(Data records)
-*-
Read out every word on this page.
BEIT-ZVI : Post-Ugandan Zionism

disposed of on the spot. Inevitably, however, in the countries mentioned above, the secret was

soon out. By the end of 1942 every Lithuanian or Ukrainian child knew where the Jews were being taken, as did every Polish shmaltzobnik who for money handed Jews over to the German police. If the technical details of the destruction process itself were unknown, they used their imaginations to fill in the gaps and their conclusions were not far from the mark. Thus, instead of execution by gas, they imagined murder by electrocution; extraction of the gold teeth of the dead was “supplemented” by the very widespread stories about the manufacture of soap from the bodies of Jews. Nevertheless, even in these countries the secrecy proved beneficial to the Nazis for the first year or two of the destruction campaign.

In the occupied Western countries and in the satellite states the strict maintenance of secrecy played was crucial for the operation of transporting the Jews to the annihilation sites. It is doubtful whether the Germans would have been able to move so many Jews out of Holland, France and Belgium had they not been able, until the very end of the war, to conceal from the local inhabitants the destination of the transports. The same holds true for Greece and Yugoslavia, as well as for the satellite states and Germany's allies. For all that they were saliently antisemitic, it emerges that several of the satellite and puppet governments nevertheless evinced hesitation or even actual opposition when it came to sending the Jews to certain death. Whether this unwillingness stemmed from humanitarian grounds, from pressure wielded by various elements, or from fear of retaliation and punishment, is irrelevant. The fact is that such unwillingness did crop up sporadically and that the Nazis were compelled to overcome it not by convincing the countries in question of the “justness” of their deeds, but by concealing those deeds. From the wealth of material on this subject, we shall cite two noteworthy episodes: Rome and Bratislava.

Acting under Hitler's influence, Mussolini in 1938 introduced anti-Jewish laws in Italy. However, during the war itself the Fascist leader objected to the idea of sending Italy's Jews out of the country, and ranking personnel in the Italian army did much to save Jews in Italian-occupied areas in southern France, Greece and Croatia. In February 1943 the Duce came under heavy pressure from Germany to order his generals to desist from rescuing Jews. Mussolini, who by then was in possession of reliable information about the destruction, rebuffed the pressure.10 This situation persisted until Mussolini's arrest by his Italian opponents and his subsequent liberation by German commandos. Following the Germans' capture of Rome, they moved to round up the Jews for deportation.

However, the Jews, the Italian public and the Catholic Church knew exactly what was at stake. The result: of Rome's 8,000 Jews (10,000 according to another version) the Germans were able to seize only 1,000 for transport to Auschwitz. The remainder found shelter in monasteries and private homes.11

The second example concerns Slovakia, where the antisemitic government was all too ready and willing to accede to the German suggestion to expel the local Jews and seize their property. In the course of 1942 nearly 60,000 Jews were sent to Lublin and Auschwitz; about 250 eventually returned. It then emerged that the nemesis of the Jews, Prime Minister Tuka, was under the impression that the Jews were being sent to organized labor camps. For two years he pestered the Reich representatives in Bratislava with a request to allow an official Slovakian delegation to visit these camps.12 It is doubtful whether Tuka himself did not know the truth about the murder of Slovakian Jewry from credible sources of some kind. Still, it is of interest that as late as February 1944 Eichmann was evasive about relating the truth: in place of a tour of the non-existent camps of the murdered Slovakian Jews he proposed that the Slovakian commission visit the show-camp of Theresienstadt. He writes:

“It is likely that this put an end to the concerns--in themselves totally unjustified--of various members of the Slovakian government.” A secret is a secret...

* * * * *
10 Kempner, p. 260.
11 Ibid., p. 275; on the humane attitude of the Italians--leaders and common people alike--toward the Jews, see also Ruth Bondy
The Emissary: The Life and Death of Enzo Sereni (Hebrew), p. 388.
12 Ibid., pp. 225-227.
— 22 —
-*-
Take the listing above and set it down exactly.

=== Solution below ===
Read out every word on this page.
BEIT-ZVI : Post-Ugandan Zionism

disposed of on the spot. Inevitably, however, in the countries mentioned above, the secret was

soon out. By the end of 1942 every Lithuanian or Ukrainian child knew where the Jews were being taken, as did every Polish shmaltzobnik who for money handed Jews over to the German police. If the technical details of the destruction process itself were unknown, they used their imaginations to fill in the gaps and their conclusions were not far from the mark. Thus, instead of execution by gas, they imagined murder by electrocution; extraction of the gold teeth of the dead was “supplemented” by the very widespread stories about the manufacture of soap from the bodies of Jews. Nevertheless, even in these countries the secrecy proved beneficial to the Nazis for the first year or two of the destruction campaign.

In the occupied Western countries and in the satellite states the strict maintenance of secrecy played was crucial for the operation of transporting the Jews to the annihilation sites. It is doubtful whether the Germans would have been able to move so many Jews out of Holland, France and Belgium had they not been able, until the very end of the war, to conceal from the local inhabitants the destination of the transports. The same holds true for Greece and Yugoslavia, as well as for the satellite states and Germany's allies. For all that they were saliently antisemitic, it emerges that several of the satellite and puppet governments nevertheless evinced hesitation or even actual opposition when it came to sending the Jews to certain death. Whether this unwillingness stemmed from humanitarian grounds, from pressure wielded by various elements, or from fear of retaliation and punishment, is irrelevant. The fact is that such unwillingness did crop up sporadically and that the Nazis were compelled to overcome it not by convincing the countries in question of the “justness” of their deeds, but by concealing those deeds. From the wealth of material on this subject, we shall cite two noteworthy episodes: Rome and Bratislava.

Acting under Hitler's influence, Mussolini in 1938 introduced anti-Jewish laws in Italy. However, during the war itself the Fascist leader objected to the idea of sending Italy's Jews out of the country, and ranking personnel in the Italian army did much to save Jews in Italian-occupied areas in southern France, Greece and Croatia. In February 1943 the Duce came under heavy pressure from Germany to order his generals to desist from rescuing Jews. Mussolini, who by then was in possession of reliable information about the destruction, rebuffed the pressure.10 This situation persisted until Mussolini's arrest by his Italian opponents and his subsequent liberation by German commandos. Following the Germans' capture of Rome, they moved to round up the Jews for deportation.

However, the Jews, the Italian public and the Catholic Church knew exactly what was at stake. The result: of Rome's 8,000 Jews (10,000 according to another version) the Germans were able to seize only 1,000 for transport to Auschwitz. The remainder found shelter in monasteries and private homes.11

The second example concerns Slovakia, where the antisemitic government was all too ready and willing to accede to the German suggestion to expel the local Jews and seize their property. In the course of 1942 nearly 60,000 Jews were sent to Lublin and Auschwitz; about 250 eventually returned. It then emerged that the nemesis of the Jews, Prime Minister Tuka, was under the impression that the Jews were being sent to organized labor camps. For two years he pestered the Reich representatives in Bratislava with a request to allow an official Slovakian delegation to visit these camps.12 It is doubtful whether Tuka himself did not know the truth about the murder of Slovakian Jewry from credible sources of some kind. Still, it is of interest that as late as February 1944 Eichmann was evasive about relating the truth: in place of a tour of the non-existent camps of the murdered Slovakian Jews he proposed that the Slovakian commission visit the show-camp of Theresienstadt. He writes:

“It is likely that this put an end to the concerns--in themselves totally unjustified--of various members of the Slovakian government.” A secret is a secret...

* * * * *
10 Kempner, p. 260.
11 Ibid., p. 275; on the humane attitude of the Italians--leaders and common people alike--toward the Jews, see also Ruth Bondy
The Emissary: The Life and Death of Enzo Sereni (Hebrew), p. 388.
12 Ibid., pp. 225-227.
— 22 —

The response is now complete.